## begin GIVEN TEXT

You are viewing a plain text version of this content. The canonical link for it is here.
Posted to user@spark.apache.org by Sourav Chandra <so...@livestream.com> on 2014/03/10 07:37:02 UTC

Re: [External] Re: no stdout output from worker

Hi Ranjan,

Whatever code is being passed as closure to spark operations like map,
flatmap, filter etc are part of task

All others are in driver.

Thanks,
Sourav


On Mon, Mar 10, 2014 at 12:03 PM, Sen, Ranjan [USA] <Se...@bah.com>wrote:

> Hi Patrick
>
> How do I know which part of the code is in the driver and which in task?
> The structure of my code is as below-
>
> Š
>
> Static boolean done=false;
> Š
>
> Public static void main(..
>
> ..
>
> JavaRDD<String> lines = ..
>
> ..
>
> While (!done) {
>
> ..
> While (..) {
>
> JavaPairRDD<Integer, List<Integer>> labs1 = labs.map (new PairFunction<Š );
>
> !! Here I have System.out.println (A)
>
> } // inner while
>
> !! Here I have System.out.println (B)
>
>
> If (Š) {
>         Done = true;
>
>         !! Also here some System.out.println  (C)
>
>         Break;
> }
>
> Else {
>
>         If (Š) {
>
>                 !! More System.out.println  (D)
>
>
>                 labs = labs.map(Š) ;
>
>                 }
>         }
>
> } // outer while
>
> !! Even more System.out.println  (E)

## end GIVEN TEXT
## begin RECORDED INFORMATION

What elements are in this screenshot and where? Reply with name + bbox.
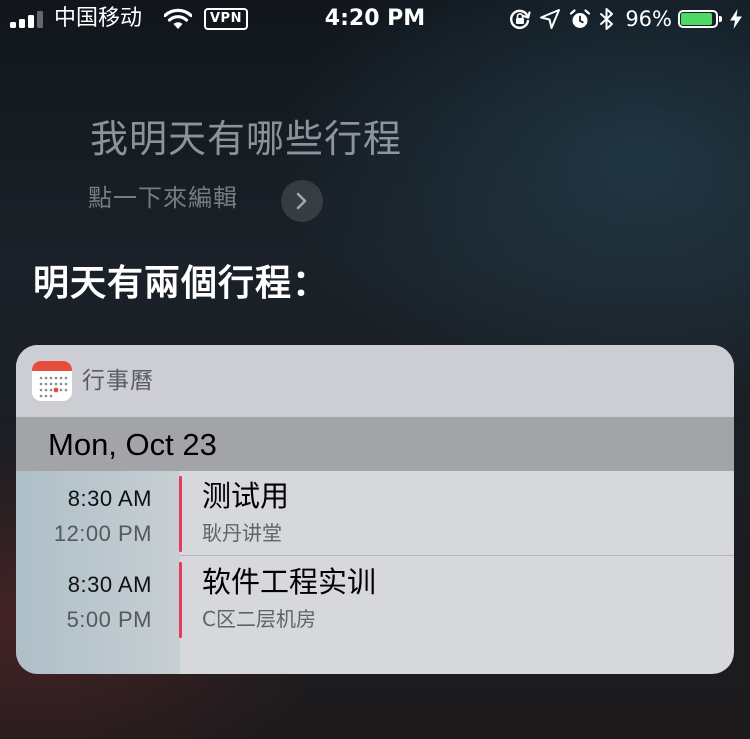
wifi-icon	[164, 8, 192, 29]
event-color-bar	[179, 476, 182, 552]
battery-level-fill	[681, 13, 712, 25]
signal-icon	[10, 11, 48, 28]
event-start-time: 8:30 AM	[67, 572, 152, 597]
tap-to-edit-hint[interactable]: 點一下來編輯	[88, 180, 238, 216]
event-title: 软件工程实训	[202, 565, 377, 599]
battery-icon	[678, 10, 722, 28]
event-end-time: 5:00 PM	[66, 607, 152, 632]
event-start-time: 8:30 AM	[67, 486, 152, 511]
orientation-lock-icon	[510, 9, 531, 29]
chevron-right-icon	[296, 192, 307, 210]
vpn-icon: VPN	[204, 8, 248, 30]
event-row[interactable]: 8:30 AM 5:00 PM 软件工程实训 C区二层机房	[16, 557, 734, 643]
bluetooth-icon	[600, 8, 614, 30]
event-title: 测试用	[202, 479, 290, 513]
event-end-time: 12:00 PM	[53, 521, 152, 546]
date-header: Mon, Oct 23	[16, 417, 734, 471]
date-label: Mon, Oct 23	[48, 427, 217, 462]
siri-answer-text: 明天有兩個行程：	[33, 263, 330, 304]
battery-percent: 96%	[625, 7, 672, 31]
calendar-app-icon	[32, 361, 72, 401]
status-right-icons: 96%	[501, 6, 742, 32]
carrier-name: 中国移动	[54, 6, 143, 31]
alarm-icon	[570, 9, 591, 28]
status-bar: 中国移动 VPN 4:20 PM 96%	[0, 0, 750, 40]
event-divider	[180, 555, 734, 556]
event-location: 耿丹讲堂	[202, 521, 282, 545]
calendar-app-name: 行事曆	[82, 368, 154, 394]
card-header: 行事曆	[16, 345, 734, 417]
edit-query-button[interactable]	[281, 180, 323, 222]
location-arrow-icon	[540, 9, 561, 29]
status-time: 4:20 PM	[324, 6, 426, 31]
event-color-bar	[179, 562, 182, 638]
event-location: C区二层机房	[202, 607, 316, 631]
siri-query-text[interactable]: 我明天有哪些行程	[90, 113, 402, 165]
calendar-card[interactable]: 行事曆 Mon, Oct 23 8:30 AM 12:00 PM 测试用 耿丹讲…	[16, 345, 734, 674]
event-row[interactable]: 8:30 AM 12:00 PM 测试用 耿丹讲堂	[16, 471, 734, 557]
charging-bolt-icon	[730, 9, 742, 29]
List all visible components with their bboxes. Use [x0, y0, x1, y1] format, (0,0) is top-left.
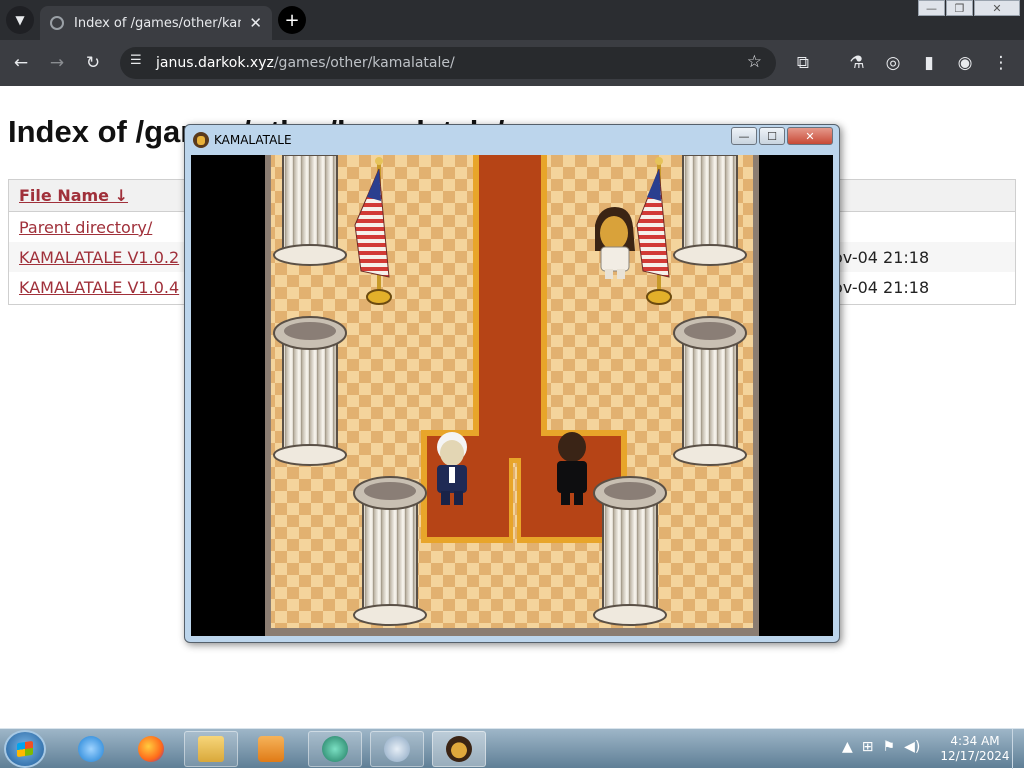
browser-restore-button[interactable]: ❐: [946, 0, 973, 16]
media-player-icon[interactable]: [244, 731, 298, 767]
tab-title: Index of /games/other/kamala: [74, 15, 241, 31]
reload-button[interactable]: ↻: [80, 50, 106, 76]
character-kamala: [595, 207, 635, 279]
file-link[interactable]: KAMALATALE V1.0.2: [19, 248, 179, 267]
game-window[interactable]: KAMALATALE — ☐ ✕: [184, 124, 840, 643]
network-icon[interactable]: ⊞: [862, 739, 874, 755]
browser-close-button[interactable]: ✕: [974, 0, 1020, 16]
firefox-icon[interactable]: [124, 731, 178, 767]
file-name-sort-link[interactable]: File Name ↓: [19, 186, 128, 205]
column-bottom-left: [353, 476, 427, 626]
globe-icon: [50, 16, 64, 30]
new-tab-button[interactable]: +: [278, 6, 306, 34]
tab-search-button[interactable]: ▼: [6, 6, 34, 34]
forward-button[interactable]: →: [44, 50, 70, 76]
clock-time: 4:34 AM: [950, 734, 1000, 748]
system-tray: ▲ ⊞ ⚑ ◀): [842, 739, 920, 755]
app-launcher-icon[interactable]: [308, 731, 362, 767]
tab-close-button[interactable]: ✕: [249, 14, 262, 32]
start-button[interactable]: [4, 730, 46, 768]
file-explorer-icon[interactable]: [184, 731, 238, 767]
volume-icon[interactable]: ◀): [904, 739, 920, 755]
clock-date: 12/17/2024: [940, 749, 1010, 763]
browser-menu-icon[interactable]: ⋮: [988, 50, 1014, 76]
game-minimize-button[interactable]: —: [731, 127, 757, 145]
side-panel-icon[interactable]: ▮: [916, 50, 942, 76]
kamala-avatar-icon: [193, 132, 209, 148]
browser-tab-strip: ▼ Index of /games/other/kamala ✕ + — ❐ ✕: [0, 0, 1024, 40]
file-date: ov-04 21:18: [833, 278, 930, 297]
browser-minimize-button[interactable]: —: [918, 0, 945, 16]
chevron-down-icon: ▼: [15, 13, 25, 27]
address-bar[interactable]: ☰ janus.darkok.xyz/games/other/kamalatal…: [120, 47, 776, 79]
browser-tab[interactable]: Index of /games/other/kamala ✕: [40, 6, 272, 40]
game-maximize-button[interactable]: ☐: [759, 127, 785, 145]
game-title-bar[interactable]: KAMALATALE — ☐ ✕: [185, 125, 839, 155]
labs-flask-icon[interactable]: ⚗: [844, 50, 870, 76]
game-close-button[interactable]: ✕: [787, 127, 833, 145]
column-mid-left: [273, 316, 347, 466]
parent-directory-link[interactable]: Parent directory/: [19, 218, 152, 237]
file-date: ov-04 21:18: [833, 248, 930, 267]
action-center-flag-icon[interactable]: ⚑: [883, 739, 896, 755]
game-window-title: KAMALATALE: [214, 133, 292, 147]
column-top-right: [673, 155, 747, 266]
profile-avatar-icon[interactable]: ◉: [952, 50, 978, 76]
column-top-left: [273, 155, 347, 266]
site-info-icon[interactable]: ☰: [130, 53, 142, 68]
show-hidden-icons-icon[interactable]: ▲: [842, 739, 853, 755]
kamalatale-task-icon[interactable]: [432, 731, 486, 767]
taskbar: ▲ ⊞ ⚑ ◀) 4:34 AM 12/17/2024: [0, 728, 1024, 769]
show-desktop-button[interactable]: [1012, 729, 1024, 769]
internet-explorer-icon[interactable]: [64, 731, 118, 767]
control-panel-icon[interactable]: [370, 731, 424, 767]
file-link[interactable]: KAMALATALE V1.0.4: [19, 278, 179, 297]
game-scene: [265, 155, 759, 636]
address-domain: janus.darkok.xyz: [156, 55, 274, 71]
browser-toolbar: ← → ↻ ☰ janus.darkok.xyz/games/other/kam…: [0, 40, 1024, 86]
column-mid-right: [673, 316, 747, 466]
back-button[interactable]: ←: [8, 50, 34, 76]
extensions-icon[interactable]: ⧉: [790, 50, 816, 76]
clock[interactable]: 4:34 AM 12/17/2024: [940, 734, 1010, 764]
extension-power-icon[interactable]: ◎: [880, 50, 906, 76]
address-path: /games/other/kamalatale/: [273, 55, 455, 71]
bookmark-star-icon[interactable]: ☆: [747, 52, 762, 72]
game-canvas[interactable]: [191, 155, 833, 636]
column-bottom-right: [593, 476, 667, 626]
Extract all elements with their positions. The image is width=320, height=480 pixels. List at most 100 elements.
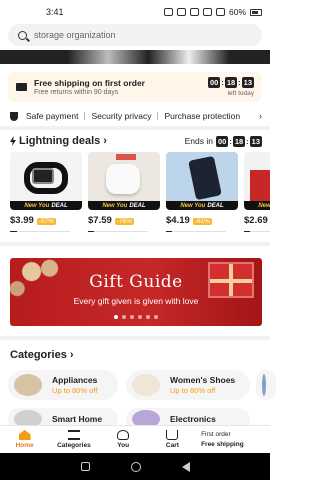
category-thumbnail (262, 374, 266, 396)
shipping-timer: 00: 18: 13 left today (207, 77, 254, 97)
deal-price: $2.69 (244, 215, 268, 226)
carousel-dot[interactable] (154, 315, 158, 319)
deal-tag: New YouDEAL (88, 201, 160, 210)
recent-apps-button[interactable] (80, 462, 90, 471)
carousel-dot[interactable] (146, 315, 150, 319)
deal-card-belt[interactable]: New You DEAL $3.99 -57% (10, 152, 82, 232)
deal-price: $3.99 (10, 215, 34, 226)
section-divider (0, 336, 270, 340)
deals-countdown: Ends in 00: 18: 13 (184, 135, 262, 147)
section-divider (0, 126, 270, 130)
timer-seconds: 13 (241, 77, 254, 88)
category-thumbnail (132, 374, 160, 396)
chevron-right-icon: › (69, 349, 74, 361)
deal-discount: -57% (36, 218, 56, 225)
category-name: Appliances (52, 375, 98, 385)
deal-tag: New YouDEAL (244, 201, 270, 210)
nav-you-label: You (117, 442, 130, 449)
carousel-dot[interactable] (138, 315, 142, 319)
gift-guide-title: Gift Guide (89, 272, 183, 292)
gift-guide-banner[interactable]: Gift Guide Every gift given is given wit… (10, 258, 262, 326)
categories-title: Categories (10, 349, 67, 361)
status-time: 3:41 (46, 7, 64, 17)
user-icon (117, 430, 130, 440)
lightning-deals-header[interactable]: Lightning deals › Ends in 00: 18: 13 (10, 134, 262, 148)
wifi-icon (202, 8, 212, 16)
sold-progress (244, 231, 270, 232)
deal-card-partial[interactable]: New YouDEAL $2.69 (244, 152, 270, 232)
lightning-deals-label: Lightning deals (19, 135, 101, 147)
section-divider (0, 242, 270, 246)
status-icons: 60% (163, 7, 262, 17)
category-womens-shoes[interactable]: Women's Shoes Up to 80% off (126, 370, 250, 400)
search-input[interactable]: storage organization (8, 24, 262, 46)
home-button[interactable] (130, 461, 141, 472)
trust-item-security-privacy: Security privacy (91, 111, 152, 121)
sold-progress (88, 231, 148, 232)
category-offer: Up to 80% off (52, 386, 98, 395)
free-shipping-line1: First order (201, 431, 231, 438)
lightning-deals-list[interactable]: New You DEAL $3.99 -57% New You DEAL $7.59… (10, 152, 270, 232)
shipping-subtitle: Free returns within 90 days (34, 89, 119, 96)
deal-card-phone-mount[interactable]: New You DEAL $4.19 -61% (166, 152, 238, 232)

## end RECORDED INFORMATION

ACTIONS TO TAKE:
1. Return the lines of the records starting with the line that contains "8, 192, 29]" and going on through the line that contains "361, 72, 401]", copied exactly, with both of those lines included.
2. Take the mailing-list thread about missing stdout output from Spark workers further, picking up right after its last line.

PER-TASK OUTPUTS:
1.
wifi-icon	[164, 8, 192, 29]
event-color-bar	[179, 476, 182, 552]
battery-level-fill	[681, 13, 712, 25]
signal-icon	[10, 11, 48, 28]
event-start-time: 8:30 AM	[67, 572, 152, 597]
tap-to-edit-hint[interactable]: 點一下來編輯	[88, 180, 238, 216]
event-title: 软件工程实训	[202, 565, 377, 599]
battery-icon	[678, 10, 722, 28]
event-end-time: 5:00 PM	[66, 607, 152, 632]
event-start-time: 8:30 AM	[67, 486, 152, 511]
orientation-lock-icon	[510, 9, 531, 29]
chevron-right-icon	[296, 192, 307, 210]
vpn-icon: VPN	[204, 8, 248, 30]
event-row[interactable]: 8:30 AM 5:00 PM 软件工程实训 C区二层机房	[16, 557, 734, 643]
bluetooth-icon	[600, 8, 614, 30]
event-title: 测试用	[202, 479, 290, 513]
event-end-time: 12:00 PM	[53, 521, 152, 546]
date-header: Mon, Oct 23	[16, 417, 734, 471]
date-label: Mon, Oct 23	[48, 427, 217, 462]
siri-answer-text: 明天有兩個行程：	[33, 263, 330, 304]
battery-percent: 96%	[625, 7, 672, 31]
calendar-app-icon	[32, 361, 72, 401]

2.
>
> } // main
>
> } //class
>
> I get the console outputs on the master for (B) and (E). I do not see any
> stdout in the worker node. I find the stdout and stderr in the
> <spark>/work/<appid>/0/. I see output
> in stderr but not in stdout.
>
> I do get all the outputs on the console when I run it in local mode.
>
> Sorry I am new and may be asking some naïve question but it is really
> confusing to me. Thanks for your help.
>
> Ranjan
>
> On 3/9/14, 10:50 PM, "Patrick Wendell" <pw...@gmail.com> wrote:
>
> >Hey Sen,
> >
> >Is your code in the driver code or inside one of the tasks?
> >
> >If it's in the tasks, the place you would expect these to be is in
> >stdout file under <spark>/<appid>/work/[stdout/stderr]. Are you seeing
> >at least stderr logs in that folder? If not then the tasks might not
> >be running on the workers machines. If you see stderr but not stdout
> >that's a bit of a puzzler since they both go through the same
> >mechanism.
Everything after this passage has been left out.